> **EXERCISE INSTRUCTIONS**:
Would you set down every entry shown below, precisely as written?

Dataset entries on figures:
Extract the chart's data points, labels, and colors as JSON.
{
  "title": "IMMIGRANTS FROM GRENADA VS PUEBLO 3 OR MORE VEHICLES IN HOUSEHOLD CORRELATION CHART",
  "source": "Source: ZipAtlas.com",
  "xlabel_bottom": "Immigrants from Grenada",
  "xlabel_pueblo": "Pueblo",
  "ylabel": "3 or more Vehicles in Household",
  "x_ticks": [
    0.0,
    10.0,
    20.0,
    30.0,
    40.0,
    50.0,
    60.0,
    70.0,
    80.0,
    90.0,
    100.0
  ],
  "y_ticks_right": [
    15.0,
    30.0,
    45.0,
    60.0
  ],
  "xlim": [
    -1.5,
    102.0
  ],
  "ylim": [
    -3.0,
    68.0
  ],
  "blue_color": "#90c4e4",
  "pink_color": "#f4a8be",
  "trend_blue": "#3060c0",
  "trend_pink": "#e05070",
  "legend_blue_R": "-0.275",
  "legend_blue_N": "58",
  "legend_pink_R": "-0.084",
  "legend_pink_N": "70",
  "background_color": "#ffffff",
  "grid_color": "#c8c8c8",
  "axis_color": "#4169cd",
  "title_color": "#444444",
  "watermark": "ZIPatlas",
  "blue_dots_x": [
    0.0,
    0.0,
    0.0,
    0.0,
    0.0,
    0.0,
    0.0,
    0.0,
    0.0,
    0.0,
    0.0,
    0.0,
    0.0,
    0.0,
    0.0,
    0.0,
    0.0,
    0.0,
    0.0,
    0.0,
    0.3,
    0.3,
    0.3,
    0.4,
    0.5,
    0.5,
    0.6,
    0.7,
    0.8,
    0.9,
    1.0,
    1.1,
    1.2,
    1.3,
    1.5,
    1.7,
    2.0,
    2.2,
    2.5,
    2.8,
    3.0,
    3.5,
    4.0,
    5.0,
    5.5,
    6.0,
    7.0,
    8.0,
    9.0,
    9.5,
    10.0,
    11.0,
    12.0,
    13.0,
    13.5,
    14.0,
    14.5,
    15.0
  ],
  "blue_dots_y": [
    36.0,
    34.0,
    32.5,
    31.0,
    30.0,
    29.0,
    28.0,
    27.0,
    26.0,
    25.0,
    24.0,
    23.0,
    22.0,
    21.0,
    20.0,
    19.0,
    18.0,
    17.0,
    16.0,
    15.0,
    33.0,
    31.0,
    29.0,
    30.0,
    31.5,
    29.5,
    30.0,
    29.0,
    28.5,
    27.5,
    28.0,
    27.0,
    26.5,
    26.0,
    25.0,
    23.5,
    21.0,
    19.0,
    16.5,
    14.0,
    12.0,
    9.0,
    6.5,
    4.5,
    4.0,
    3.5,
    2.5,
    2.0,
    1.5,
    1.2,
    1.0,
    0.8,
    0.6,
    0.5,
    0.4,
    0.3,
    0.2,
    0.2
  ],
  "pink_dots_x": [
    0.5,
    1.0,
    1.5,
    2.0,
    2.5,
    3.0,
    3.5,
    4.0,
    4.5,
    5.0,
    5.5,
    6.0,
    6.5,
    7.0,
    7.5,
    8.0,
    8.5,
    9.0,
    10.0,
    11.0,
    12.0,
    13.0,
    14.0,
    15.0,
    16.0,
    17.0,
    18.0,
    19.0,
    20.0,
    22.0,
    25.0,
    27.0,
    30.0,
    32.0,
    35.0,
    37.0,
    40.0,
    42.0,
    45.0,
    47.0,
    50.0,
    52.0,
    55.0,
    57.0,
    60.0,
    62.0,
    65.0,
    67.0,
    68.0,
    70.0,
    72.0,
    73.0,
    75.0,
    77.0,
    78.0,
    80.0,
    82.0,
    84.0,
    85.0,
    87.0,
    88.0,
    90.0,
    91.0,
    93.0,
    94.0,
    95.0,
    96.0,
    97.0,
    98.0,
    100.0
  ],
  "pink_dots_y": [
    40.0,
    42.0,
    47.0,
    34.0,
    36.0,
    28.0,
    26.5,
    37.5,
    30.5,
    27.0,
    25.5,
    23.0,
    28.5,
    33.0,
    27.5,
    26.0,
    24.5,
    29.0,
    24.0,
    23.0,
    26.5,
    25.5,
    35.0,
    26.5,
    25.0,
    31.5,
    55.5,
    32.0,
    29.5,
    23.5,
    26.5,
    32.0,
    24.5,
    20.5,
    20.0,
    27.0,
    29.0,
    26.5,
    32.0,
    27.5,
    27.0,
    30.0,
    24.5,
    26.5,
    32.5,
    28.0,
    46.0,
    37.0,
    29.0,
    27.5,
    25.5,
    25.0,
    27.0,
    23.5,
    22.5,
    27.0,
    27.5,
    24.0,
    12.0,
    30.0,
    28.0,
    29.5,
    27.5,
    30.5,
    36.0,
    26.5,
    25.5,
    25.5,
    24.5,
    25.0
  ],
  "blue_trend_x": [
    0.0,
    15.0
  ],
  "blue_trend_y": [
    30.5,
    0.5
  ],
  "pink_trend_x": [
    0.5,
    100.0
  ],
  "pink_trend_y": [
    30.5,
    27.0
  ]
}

> **THE RESPONSE**:
Extract the chart's data points, labels, and colors as JSON.
{
  "title": "IMMIGRANTS FROM GRENADA VS PUEBLO 3 OR MORE VEHICLES IN HOUSEHOLD CORRELATION CHART",
  "source": "Source: ZipAtlas.com",
  "xlabel_bottom": "Immigrants from Grenada",
  "xlabel_pueblo": "Pueblo",
  "ylabel": "3 or more Vehicles in Household",
  "x_ticks": [
    0.0,
    10.0,
    20.0,
    30.0,
    40.0,
    50.0,
    60.0,
    70.0,
    80.0,
    90.0,
    100.0
  ],
  "y_ticks_right": [
    15.0,
    30.0,
    45.0,
    60.0
  ],
  "xlim": [
    -1.5,
    102.0
  ],
  "ylim": [
    -3.0,
    68.0
  ],
  "blue_color": "#90c4e4",
  "pink_color": "#f4a8be",
  "trend_blue": "#3060c0",
  "trend_pink": "#e05070",
  "legend_blue_R": "-0.275",
  "legend_blue_N": "58",
  "legend_pink_R": "-0.084",
  "legend_pink_N": "70",
  "background_color": "#ffffff",
  "grid_color": "#c8c8c8",
  "axis_color": "#4169cd",
  "title_color": "#444444",
  "watermark": "ZIPatlas",
  "blue_dots_x": [
    0.0,
    0.0,
    0.0,
    0.0,
    0.0,
    0.0,
    0.0,
    0.0,
    0.0,
    0.0,
    0.0,
    0.0,
    0.0,
    0.0,
    0.0,
    0.0,
    0.0,
    0.0,
    0.0,
    0.0,
    0.3,
    0.3,
    0.3,
    0.4,
    0.5,
    0.5,
    0.6,
    0.7,
    0.8,
    0.9,
    1.0,
    1.1,
    1.2,
    1.3,
    1.5,
    1.7,
    2.0,
    2.2,
    2.5,
    2.8,
    3.0,
    3.5,
    4.0,
    5.0,
    5.5,
    6.0,
    7.0,
    8.0,
    9.0,
    9.5,
    10.0,
    11.0,
    12.0,
    13.0,
    13.5,
    14.0,
    14.5,
    15.0
  ],
  "blue_dots_y": [
    36.0,
    34.0,
    32.5,
    31.0,
    30.0,
    29.0,
    28.0,
    27.0,
    26.0,
    25.0,
    24.0,
    23.0,
    22.0,
    21.0,
    20.0,
    19.0,
    18.0,
    17.0,
    16.0,
    15.0,
    33.0,
    31.0,
    29.0,
    30.0,
    31.5,
    29.5,
    30.0,
    29.0,
    28.5,
    27.5,
    28.0,
    27.0,
    26.5,
    26.0,
    25.0,
    23.5,
    21.0,
    19.0,
    16.5,
    14.0,
    12.0,
    9.0,
    6.5,
    4.5,
    4.0,
    3.5,
    2.5,
    2.0,
    1.5,
    1.2,
    1.0,
    0.8,
    0.6,
    0.5,
    0.4,
    0.3,
    0.2,
    0.2
  ],
  "pink_dots_x": [
    0.5,
    1.0,
    1.5,
    2.0,
    2.5,
    3.0,
    3.5,
    4.0,
    4.5,
    5.0,
    5.5,
    6.0,
    6.5,
    7.0,
    7.5,
    8.0,
    8.5,
    9.0,
    10.0,
    11.0,
    12.0,
    13.0,
    14.0,
    15.0,
    16.0,
    17.0,
    18.0,
    19.0,
    20.0,
    22.0,
    25.0,
    27.0,
    30.0,
    32.0,
    35.0,
    37.0,
    40.0,
    42.0,
    45.0,
    47.0,
    50.0,
    52.0,
    55.0,
    57.0,
    60.0,
    62.0,
    65.0,
    67.0,
    68.0,
    70.0,
    72.0,
    73.0,
    75.0,
    77.0,
    78.0,
    80.0,
    82.0,
    84.0,
    85.0,
    87.0,
    88.0,
    90.0,
    91.0,
    93.0,
    94.0,
    95.0,
    96.0,
    97.0,
    98.0,
    100.0
  ],
  "pink_dots_y": [
    40.0,
    42.0,
    47.0,
    34.0,
    36.0,
    28.0,
    26.5,
    37.5,
    30.5,
    27.0,
    25.5,
    23.0,
    28.5,
    33.0,
    27.5,
    26.0,
    24.5,
    29.0,
    24.0,
    23.0,
    26.5,
    25.5,
    35.0,
    26.5,
    25.0,
    31.5,
    55.5,
    32.0,
    29.5,
    23.5,
    26.5,
    32.0,
    24.5,
    20.5,
    20.0,
    27.0,
    29.0,
    26.5,
    32.0,
    27.5,
    27.0,
    30.0,
    24.5,
    26.5,
    32.5,
    28.0,
    46.0,
    37.0,
    29.0,
    27.5,
    25.5,
    25.0,
    27.0,
    23.5,
    22.5,
    27.0,
    27.5,
    24.0,
    12.0,
    30.0,
    28.0,
    29.5,
    27.5,
    30.5,
    36.0,
    26.5,
    25.5,
    25.5,
    24.5,
    25.0
  ],
  "blue_trend_x": [
    0.0,
    15.0
  ],
  "blue_trend_y": [
    30.5,
    0.5
  ],
  "pink_trend_x": [
    0.5,
    100.0
  ],
  "pink_trend_y": [
    30.5,
    27.0
  ]
}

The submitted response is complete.